▶ Records
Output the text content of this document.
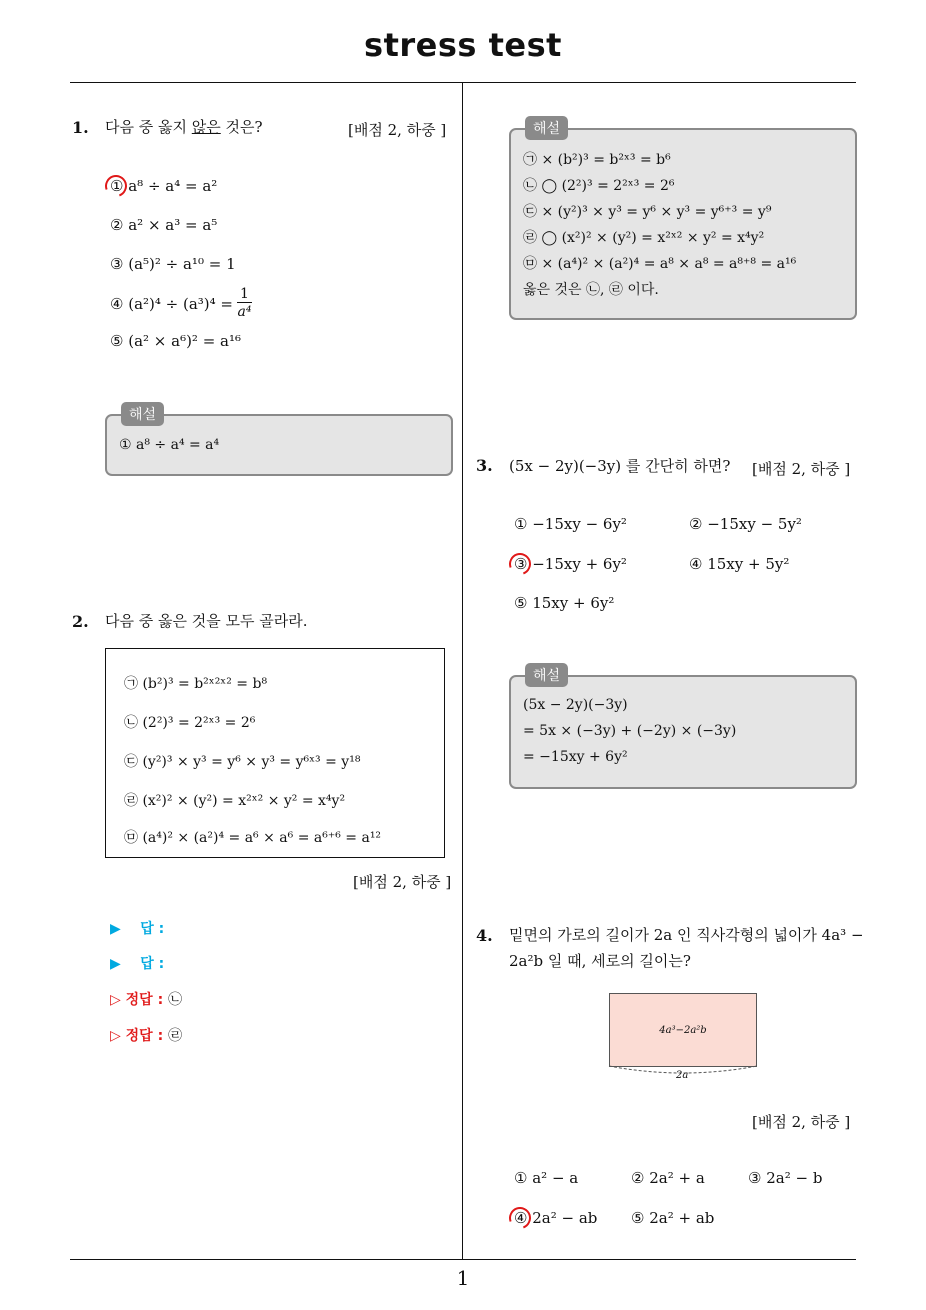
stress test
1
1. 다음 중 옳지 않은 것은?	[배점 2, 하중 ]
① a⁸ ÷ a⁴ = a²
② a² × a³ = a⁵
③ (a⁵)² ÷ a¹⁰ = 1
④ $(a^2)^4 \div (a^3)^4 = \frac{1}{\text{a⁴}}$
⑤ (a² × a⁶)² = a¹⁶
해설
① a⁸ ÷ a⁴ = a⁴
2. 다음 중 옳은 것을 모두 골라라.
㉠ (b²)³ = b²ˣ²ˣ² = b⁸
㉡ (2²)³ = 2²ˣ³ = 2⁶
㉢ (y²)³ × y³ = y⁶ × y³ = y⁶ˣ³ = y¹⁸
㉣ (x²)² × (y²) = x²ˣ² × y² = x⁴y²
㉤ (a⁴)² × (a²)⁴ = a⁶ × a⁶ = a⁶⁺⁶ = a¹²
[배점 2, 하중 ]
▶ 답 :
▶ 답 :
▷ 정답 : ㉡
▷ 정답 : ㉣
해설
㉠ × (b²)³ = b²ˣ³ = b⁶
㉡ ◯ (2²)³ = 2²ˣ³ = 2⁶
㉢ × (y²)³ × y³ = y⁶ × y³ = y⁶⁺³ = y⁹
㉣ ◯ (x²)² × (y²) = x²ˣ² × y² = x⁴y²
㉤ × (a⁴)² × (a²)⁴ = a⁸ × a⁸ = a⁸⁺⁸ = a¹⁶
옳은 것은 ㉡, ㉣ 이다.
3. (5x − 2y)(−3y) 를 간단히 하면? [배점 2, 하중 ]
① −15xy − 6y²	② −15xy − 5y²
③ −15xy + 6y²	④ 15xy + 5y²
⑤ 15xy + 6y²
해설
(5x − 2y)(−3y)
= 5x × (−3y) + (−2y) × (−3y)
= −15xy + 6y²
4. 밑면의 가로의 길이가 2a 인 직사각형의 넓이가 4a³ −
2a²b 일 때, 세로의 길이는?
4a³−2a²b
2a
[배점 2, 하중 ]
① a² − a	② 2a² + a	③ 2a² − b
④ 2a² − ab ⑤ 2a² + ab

▶ Objective
Set down the material above as is, without any pictures.

▶ Worked solution
Output the text content of this document.
stress test
1
1. 다음 중 옳지 않은 것은?	[배점 2, 하중 ]
① a⁸ ÷ a⁴ = a²
② a² × a³ = a⁵
③ (a⁵)² ÷ a¹⁰ = 1
④ $(a^2)^4 \div (a^3)^4 = \frac{1}{\text{a⁴}}$
⑤ (a² × a⁶)² = a¹⁶
해설
① a⁸ ÷ a⁴ = a⁴
2. 다음 중 옳은 것을 모두 골라라.
㉠ (b²)³ = b²ˣ²ˣ² = b⁸
㉡ (2²)³ = 2²ˣ³ = 2⁶
㉢ (y²)³ × y³ = y⁶ × y³ = y⁶ˣ³ = y¹⁸
㉣ (x²)² × (y²) = x²ˣ² × y² = x⁴y²
㉤ (a⁴)² × (a²)⁴ = a⁶ × a⁶ = a⁶⁺⁶ = a¹²
[배점 2, 하중 ]
▶ 답 :
▶ 답 :
▷ 정답 : ㉡
▷ 정답 : ㉣
해설
㉠ × (b²)³ = b²ˣ³ = b⁶
㉡ ◯ (2²)³ = 2²ˣ³ = 2⁶
㉢ × (y²)³ × y³ = y⁶ × y³ = y⁶⁺³ = y⁹
㉣ ◯ (x²)² × (y²) = x²ˣ² × y² = x⁴y²
㉤ × (a⁴)² × (a²)⁴ = a⁸ × a⁸ = a⁸⁺⁸ = a¹⁶
옳은 것은 ㉡, ㉣ 이다.
3. (5x − 2y)(−3y) 를 간단히 하면? [배점 2, 하중 ]
① −15xy − 6y²	② −15xy − 5y²
③ −15xy + 6y²	④ 15xy + 5y²
⑤ 15xy + 6y²
해설
(5x − 2y)(−3y)
= 5x × (−3y) + (−2y) × (−3y)
= −15xy + 6y²
4. 밑면의 가로의 길이가 2a 인 직사각형의 넓이가 4a³ −
2a²b 일 때, 세로의 길이는?
4a³−2a²b
2a
[배점 2, 하중 ]
① a² − a	② 2a² + a	③ 2a² − b
④ 2a² − ab ⑤ 2a² + ab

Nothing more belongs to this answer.